## OBJECTIVE
What is needed is an exact copy of the entries below, from the line that contains "Extract all readable text from this page." through the final line, both included, and nothing else.

## RECORD SET
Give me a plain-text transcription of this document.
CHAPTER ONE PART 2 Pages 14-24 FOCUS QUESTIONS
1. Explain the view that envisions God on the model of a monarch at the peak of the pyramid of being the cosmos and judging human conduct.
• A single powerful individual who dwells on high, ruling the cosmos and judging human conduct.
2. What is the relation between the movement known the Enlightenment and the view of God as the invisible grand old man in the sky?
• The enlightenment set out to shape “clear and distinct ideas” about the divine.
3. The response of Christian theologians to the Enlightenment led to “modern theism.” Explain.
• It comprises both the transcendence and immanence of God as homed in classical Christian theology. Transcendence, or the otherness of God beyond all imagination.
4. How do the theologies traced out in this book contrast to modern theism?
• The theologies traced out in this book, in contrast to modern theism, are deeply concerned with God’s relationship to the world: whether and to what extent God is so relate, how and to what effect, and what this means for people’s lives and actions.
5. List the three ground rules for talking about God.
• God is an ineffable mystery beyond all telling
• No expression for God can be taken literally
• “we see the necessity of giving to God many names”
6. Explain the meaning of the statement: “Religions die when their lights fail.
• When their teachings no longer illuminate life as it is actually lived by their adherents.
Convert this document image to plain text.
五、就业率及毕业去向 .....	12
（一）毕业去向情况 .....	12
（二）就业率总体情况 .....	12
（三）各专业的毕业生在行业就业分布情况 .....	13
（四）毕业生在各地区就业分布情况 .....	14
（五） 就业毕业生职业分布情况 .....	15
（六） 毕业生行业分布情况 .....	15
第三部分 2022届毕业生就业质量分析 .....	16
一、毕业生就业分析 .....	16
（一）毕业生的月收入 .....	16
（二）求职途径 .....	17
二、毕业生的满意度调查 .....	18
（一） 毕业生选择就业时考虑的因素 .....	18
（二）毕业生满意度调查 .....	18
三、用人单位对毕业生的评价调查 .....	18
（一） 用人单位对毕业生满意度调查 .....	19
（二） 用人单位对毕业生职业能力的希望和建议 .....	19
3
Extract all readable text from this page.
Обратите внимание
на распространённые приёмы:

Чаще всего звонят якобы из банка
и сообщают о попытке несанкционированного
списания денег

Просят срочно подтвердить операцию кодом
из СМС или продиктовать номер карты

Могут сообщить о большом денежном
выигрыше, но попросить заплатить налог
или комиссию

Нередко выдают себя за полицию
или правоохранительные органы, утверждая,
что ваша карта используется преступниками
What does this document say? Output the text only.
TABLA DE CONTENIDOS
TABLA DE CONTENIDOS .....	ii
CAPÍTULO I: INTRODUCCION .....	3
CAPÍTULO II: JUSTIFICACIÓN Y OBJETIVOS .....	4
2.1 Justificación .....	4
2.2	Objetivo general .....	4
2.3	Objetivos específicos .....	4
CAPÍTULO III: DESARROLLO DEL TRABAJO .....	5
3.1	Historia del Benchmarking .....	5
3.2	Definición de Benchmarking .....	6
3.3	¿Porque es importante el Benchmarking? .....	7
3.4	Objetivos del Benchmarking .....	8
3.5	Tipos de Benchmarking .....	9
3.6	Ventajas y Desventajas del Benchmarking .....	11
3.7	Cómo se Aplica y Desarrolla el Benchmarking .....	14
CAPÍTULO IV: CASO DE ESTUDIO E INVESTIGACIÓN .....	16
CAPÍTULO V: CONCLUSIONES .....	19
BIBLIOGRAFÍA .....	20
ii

## CORRECT RESULT
Extract all readable text from this page.
Обратите внимание
на распространённые приёмы:

Чаще всего звонят якобы из банка
и сообщают о попытке несанкционированного
списания денег

Просят срочно подтвердить операцию кодом
из СМС или продиктовать номер карты

Могут сообщить о большом денежном
выигрыше, но попросить заплатить налог
или комиссию

Нередко выдают себя за полицию
или правоохранительные органы, утверждая,
что ваша карта используется преступниками
What does this document say? Output the text only.
TABLA DE CONTENIDOS
TABLA DE CONTENIDOS .....	ii
CAPÍTULO I: INTRODUCCION .....	3
CAPÍTULO II: JUSTIFICACIÓN Y OBJETIVOS .....	4
2.1 Justificación .....	4
2.2	Objetivo general .....	4
2.3	Objetivos específicos .....	4
CAPÍTULO III: DESARROLLO DEL TRABAJO .....	5
3.1	Historia del Benchmarking .....	5
3.2	Definición de Benchmarking .....	6
3.3	¿Porque es importante el Benchmarking? .....	7
3.4	Objetivos del Benchmarking .....	8
3.5	Tipos de Benchmarking .....	9
3.6	Ventajas y Desventajas del Benchmarking .....	11
3.7	Cómo se Aplica y Desarrolla el Benchmarking .....	14
CAPÍTULO IV: CASO DE ESTUDIO E INVESTIGACIÓN .....	16
CAPÍTULO V: CONCLUSIONES .....	19
BIBLIOGRAFÍA .....	20
ii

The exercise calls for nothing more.